-- QUOTED TEXT --
§ §
The state-jump table of Spider, which is shown in Figure 1, is constructed by arranging each node in the original multiway trie into a two-dimensional array. A multiway trie is widely used as a data structure for routing tables. In both the multiway trie and the state-jump table of Spider, each node contains 256 elements and the elements correspond to a possible value of an 8-bit part of the IP address. For the state-jump table, each element contains two types of 16-bit length information: next hop (NH) and next node (NN). NH represents the index number of next hop information managed separately and NN represents the location of the child node, which is the number of the row. The detailed procedure of conversion is as follows: (1) convert each node of the multiway trie into a single array of the 256 elements; (2) fill the elements by converting pointers to children in the multiway trie to the number of the row where the target node will be located; and (3) arrange the rows into a two-dimensional array together with the End-of-Lookup and the Direct Pointing Table.

In the situation shown in Figure 1, there are three routes: 192.168.0.0/16, 192.168.64.0/24, and 10.64.128.192/28. When the destination IP address is 192.168.64.1, the lookup procedure is as follows. (1) The lookup procedure fetches the element corresponding to the 1st and 2nd octets of the IP address from the Direct Pointing Table, which is a well-known optimization described in Section III-C. In this example, because the element contains an NN for the node representing 192.168.0.0/16, the lookup procedure will use the node to search longer routes. In addition, because the element also contains an NH for 192.168.0.0/16, the lookup procedure saves the NH as the result. (2) The lookup procedure fetches the element corresponding to the 3rd octet of the IP address from the node representing 192.168.0.0/16. At this time, because the 64th element of the node for 192.168.0.0/16 does not contain the NN, the lookup procedure detects the completion of the lookup. On the other hand, because the 64th element contains an NH for 192.168.64.0/24, the lookup procedure overwrites the result with the NH. The NH will be the longest matched result because the following procedure will not find a new result in this case.

Because of the mechanism of SIMD, Spider need to continue executing the same instructions until lookup of all destination IP addresses complete. To address the requirement, Spider uses End-of-Lookup. A lookup for an IP address that ended earlier than others continues to go around End-of-Lookup because all elements in End-of-Lookup contain zero as the value of NN and NH. Therefore, in this example, if lookups for any other IP addresses have not ended, the lookup procedure will fetch the 1st element of the End-of-Lookup node according to the 4th octet of the IP address.
§ §
-- DATA EXCERPT --
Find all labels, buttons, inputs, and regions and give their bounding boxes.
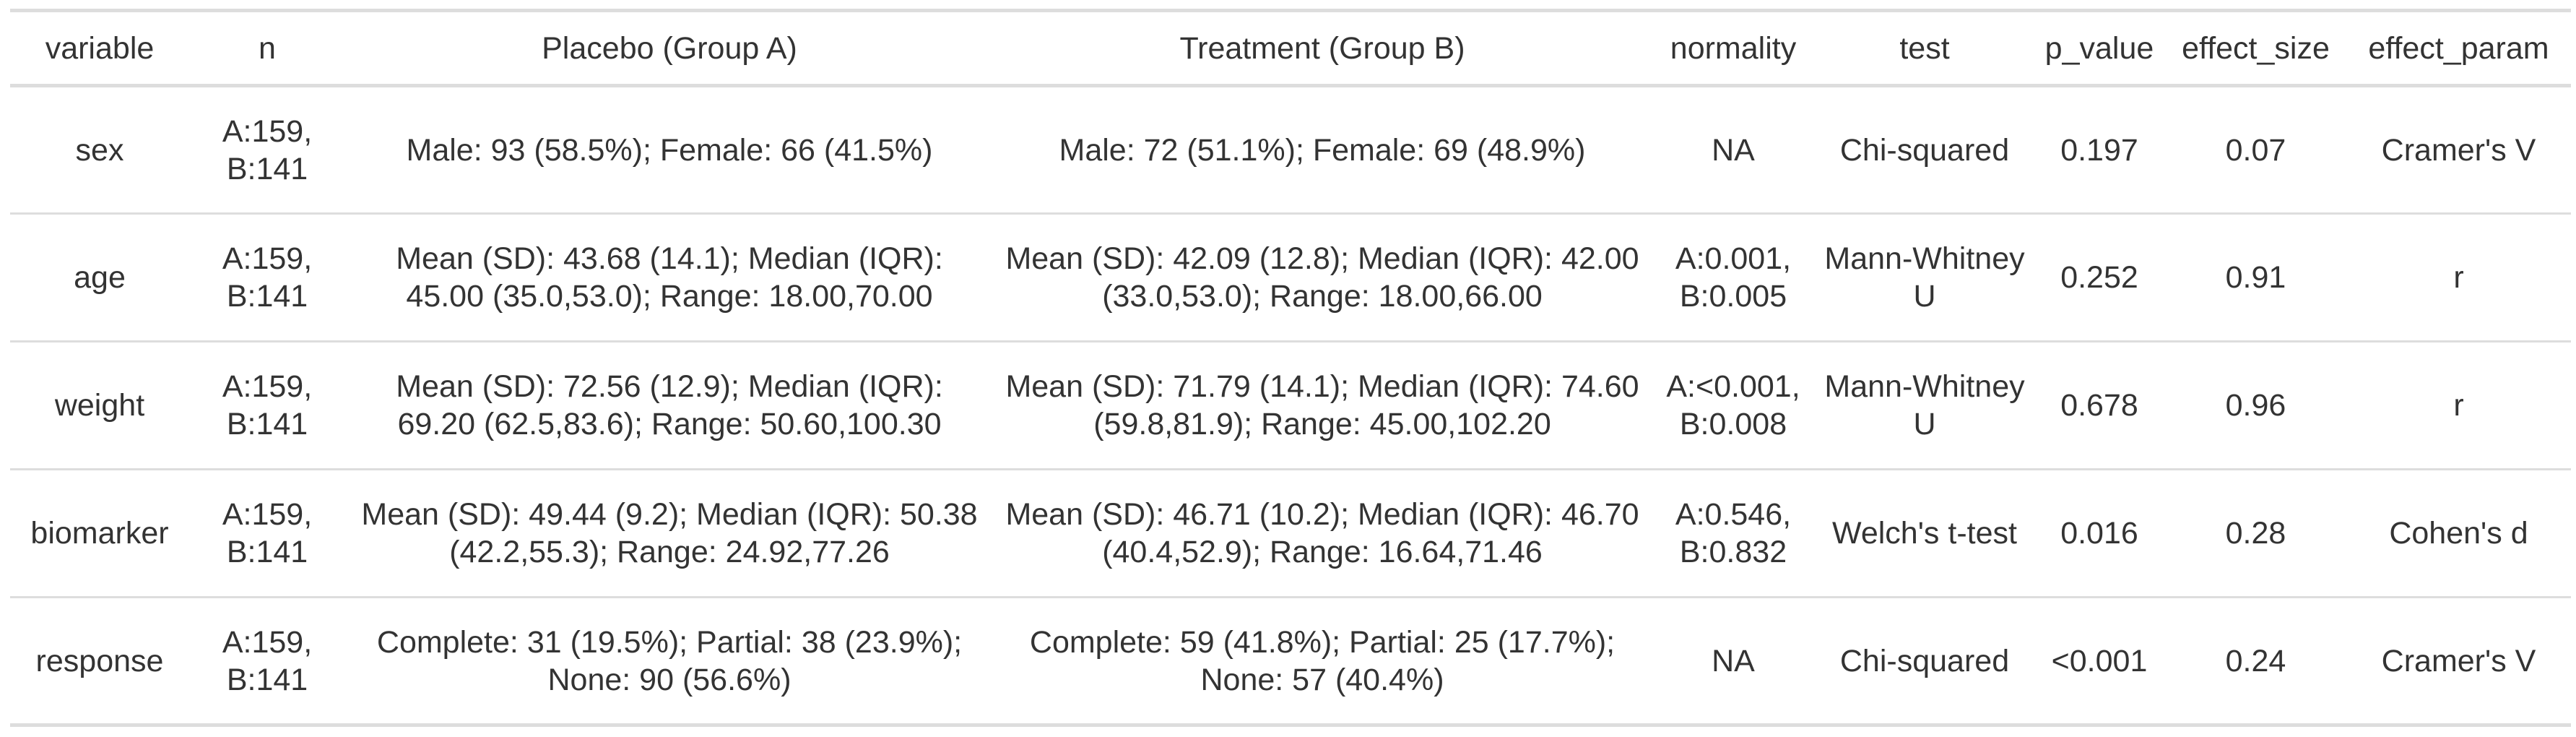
§ §
-- WHAT YOU NEED TO DO --
1. In the passage on Spider's state-jump table, what value do all elements in End-of-Lookup contain for NN and NH?
2. Continue the passage on Spider's state-jump table from where it stops.

-- PER-TASK ANSWERS --
1. They contain zero.

2.
# B. Parallelization by SIMD instructions

Spider looks up multiple destination IP addresses simultaneously because the entire algorithm consists of SIMD instructions. In the lookup phase, destination IP addresses are divided into 8-bit parts, and Spider traces the elements on the state-jump table according to each 8-bit part of the destination IP addresses in parallel. We assume AVX2 by Intel as the primary instruction set to implement Spider. However, other instruction sets can also be used because the design of Spider is independent of the specific instruction set. For the implementation by AVX2, Spider looks up eight destination IP addresses in parallel, because AVX2 can address up to 256-bit data.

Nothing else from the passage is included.